Task statement → Locate the line containing "Transcribe this image's" in the material below. Copy that line and all following lines through the end exactly, omitting any pictures.

Records supplied →

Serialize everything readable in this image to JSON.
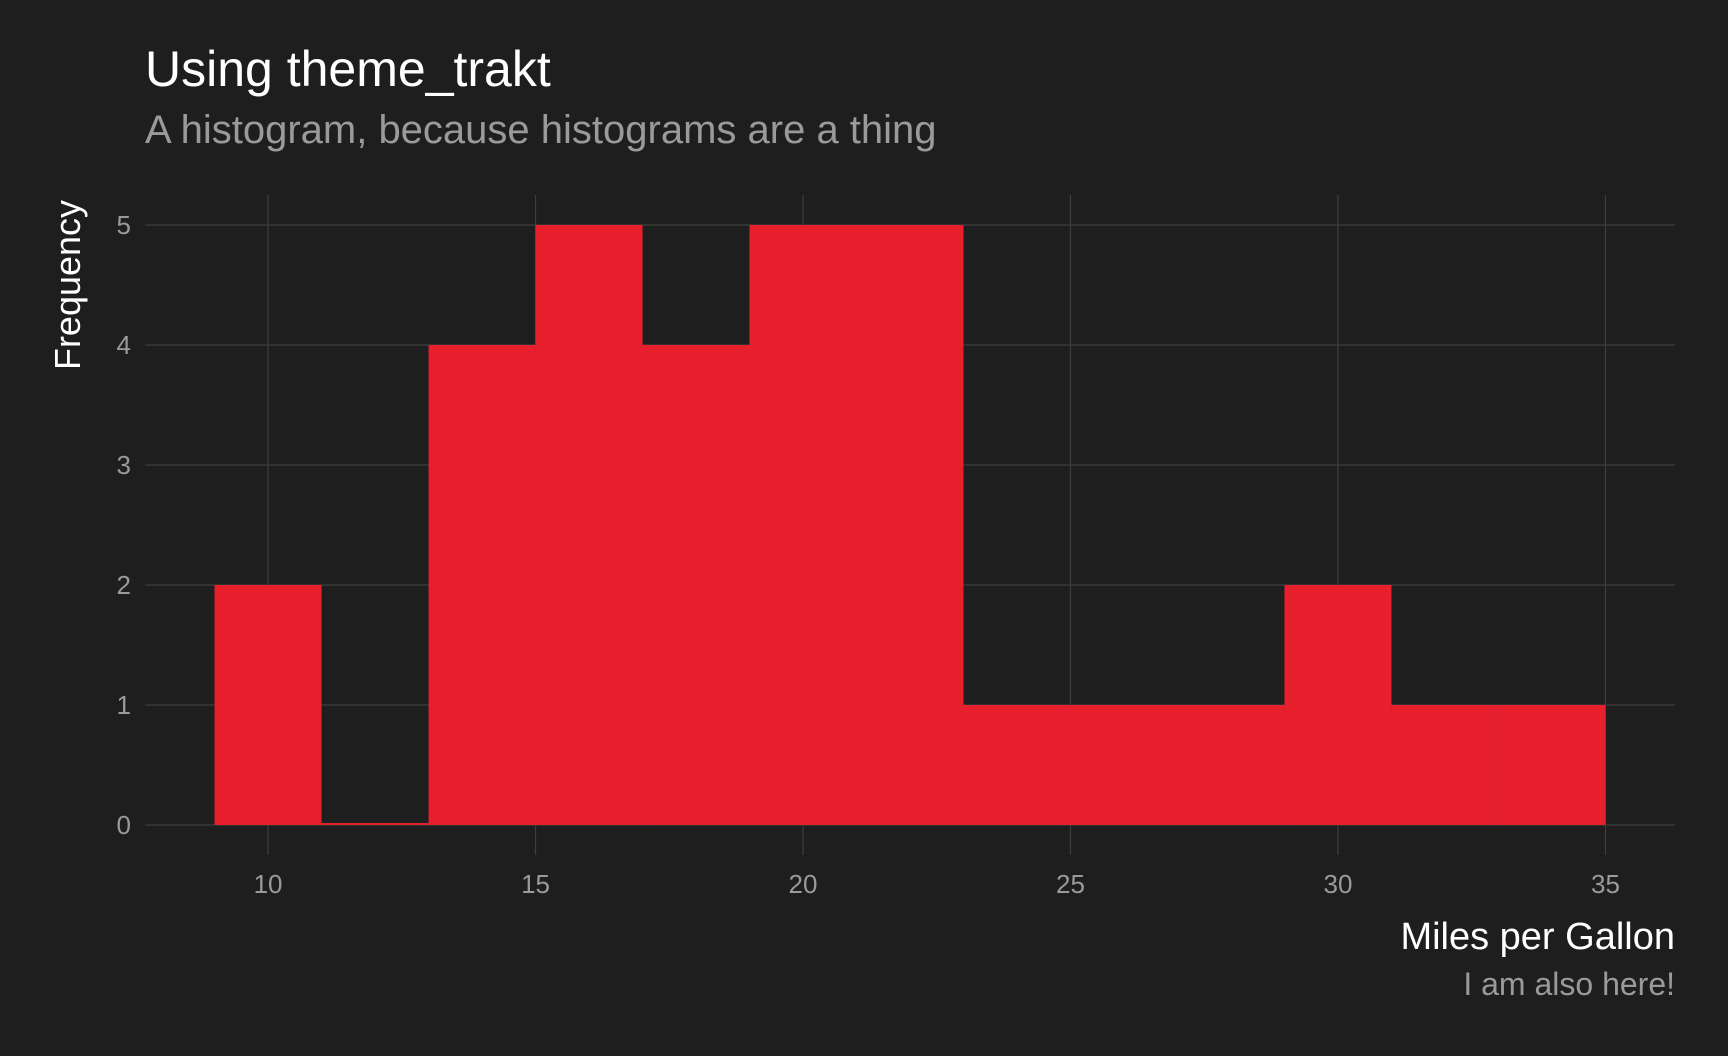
{
  "chart_data": {
    "type": "bar",
    "title": "Using theme_trakt",
    "subtitle": "A histogram, because histograms are a thing",
    "xlabel": "Miles per Gallon",
    "ylabel": "Frequency",
    "caption": "I am also here!",
    "bins": [
      {
        "x0": 9,
        "x1": 11,
        "count": 2
      },
      {
        "x0": 11,
        "x1": 13,
        "count": 0
      },
      {
        "x0": 13,
        "x1": 15,
        "count": 4
      },
      {
        "x0": 15,
        "x1": 17,
        "count": 5
      },
      {
        "x0": 17,
        "x1": 19,
        "count": 4
      },
      {
        "x0": 19,
        "x1": 21,
        "count": 5
      },
      {
        "x0": 21,
        "x1": 23,
        "count": 5
      },
      {
        "x0": 23,
        "x1": 25,
        "count": 1
      },
      {
        "x0": 25,
        "x1": 27,
        "count": 1
      },
      {
        "x0": 27,
        "x1": 29,
        "count": 1
      },
      {
        "x0": 29,
        "x1": 31,
        "count": 2
      },
      {
        "x0": 31,
        "x1": 33,
        "count": 1
      },
      {
        "x0": 33,
        "x1": 35,
        "count": 1
      }
    ],
    "xlim": [
      7.7,
      36.3
    ],
    "ylim": [
      -0.25,
      5.25
    ],
    "xticks": [
      10,
      15,
      20,
      25,
      30,
      35
    ],
    "yticks": [
      0,
      1,
      2,
      3,
      4,
      5
    ],
    "grid": true,
    "colors": {
      "bar": "#e8202e",
      "background": "#1e1e1e",
      "grid": "#3e3e3e"
    }
  }
}
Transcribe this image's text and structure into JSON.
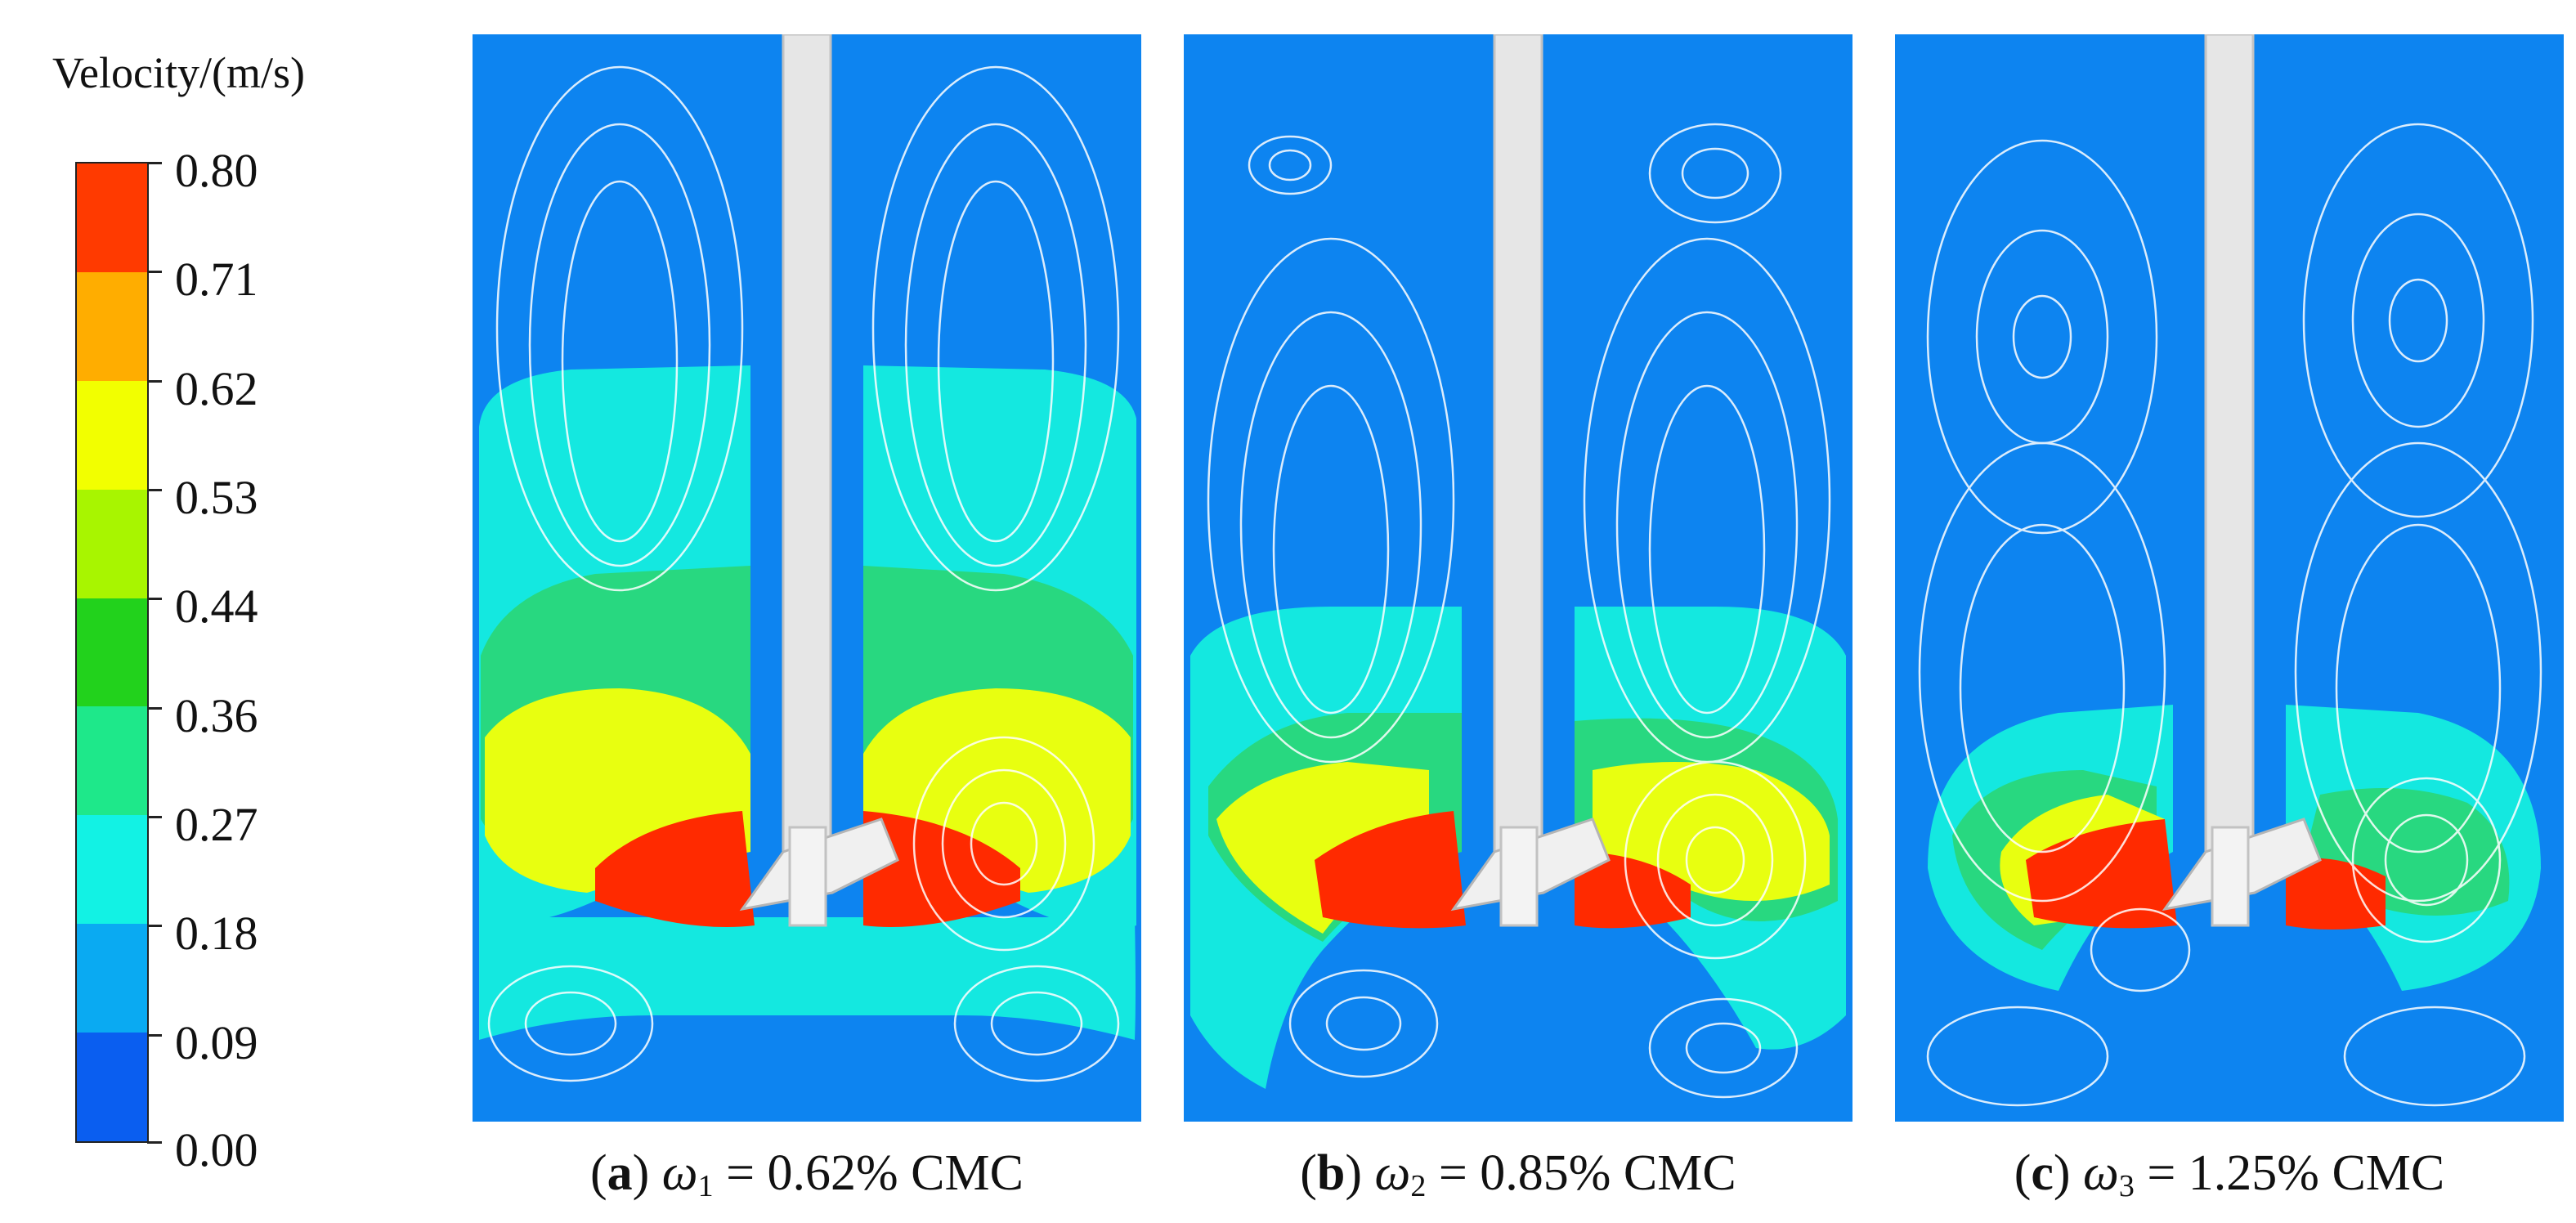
{
  "legend": {
    "title": "Velocity/(m/s)",
    "ticks": [
      "0.80",
      "0.71",
      "0.62",
      "0.53",
      "0.44",
      "0.36",
      "0.27",
      "0.18",
      "0.09",
      "0.00"
    ],
    "colors": [
      "#ff3a00",
      "#ffad00",
      "#f2ff00",
      "#a8f500",
      "#22d21c",
      "#1ee88a",
      "#12f2e4",
      "#0aaaf2",
      "#0a5ef0"
    ]
  },
  "panels": [
    {
      "letter": "a",
      "symbol": "ω",
      "subscript": "1",
      "value": " = 0.62% CMC"
    },
    {
      "letter": "b",
      "symbol": "ω",
      "subscript": "2",
      "value": " = 0.85% CMC"
    },
    {
      "letter": "c",
      "symbol": "ω",
      "subscript": "3",
      "value": " = 1.25% CMC"
    }
  ]
}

Answer to this problem →
Transcribe this image's text and structure into JSON.
{
  "legend": {
    "title": "Velocity/(m/s)",
    "ticks": [
      "0.80",
      "0.71",
      "0.62",
      "0.53",
      "0.44",
      "0.36",
      "0.27",
      "0.18",
      "0.09",
      "0.00"
    ],
    "colors": [
      "#ff3a00",
      "#ffad00",
      "#f2ff00",
      "#a8f500",
      "#22d21c",
      "#1ee88a",
      "#12f2e4",
      "#0aaaf2",
      "#0a5ef0"
    ]
  },
  "panels": [
    {
      "letter": "a",
      "symbol": "ω",
      "subscript": "1",
      "value": " = 0.62% CMC"
    },
    {
      "letter": "b",
      "symbol": "ω",
      "subscript": "2",
      "value": " = 0.85% CMC"
    },
    {
      "letter": "c",
      "symbol": "ω",
      "subscript": "3",
      "value": " = 1.25% CMC"
    }
  ]
}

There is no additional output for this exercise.